### Task objective
Write out the listing below without alteration, omitting its pictures.

Chart and figure data:
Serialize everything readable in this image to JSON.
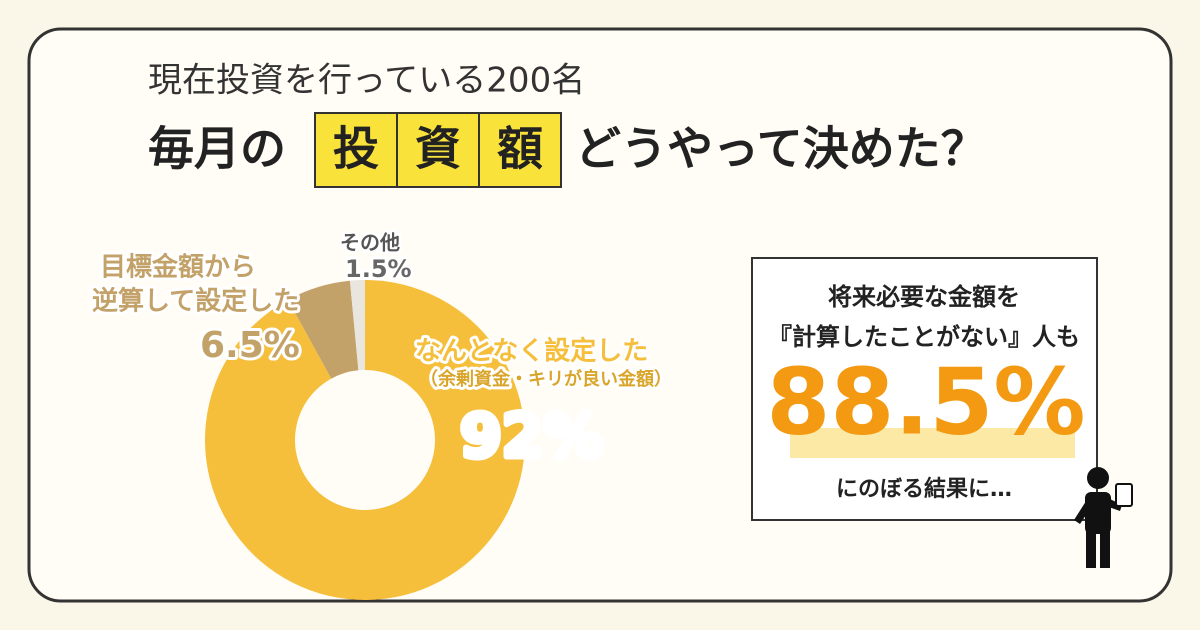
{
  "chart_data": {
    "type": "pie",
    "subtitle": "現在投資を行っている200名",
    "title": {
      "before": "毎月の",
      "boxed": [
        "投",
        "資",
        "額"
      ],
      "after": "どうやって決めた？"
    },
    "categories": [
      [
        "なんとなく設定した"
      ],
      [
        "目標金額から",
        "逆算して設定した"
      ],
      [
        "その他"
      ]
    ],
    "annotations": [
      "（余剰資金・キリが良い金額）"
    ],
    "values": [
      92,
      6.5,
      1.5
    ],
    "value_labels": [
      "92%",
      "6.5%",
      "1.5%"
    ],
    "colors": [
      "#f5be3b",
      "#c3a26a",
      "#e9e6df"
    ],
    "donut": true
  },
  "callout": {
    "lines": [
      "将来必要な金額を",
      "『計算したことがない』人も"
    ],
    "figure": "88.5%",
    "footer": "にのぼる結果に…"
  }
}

### Final result
Serialize everything readable in this image to JSON.
{
  "chart_data": {
    "type": "pie",
    "subtitle": "現在投資を行っている200名",
    "title": {
      "before": "毎月の",
      "boxed": [
        "投",
        "資",
        "額"
      ],
      "after": "どうやって決めた？"
    },
    "categories": [
      [
        "なんとなく設定した"
      ],
      [
        "目標金額から",
        "逆算して設定した"
      ],
      [
        "その他"
      ]
    ],
    "annotations": [
      "（余剰資金・キリが良い金額）"
    ],
    "values": [
      92,
      6.5,
      1.5
    ],
    "value_labels": [
      "92%",
      "6.5%",
      "1.5%"
    ],
    "colors": [
      "#f5be3b",
      "#c3a26a",
      "#e9e6df"
    ],
    "donut": true
  },
  "callout": {
    "lines": [
      "将来必要な金額を",
      "『計算したことがない』人も"
    ],
    "figure": "88.5%",
    "footer": "にのぼる結果に…"
  }
}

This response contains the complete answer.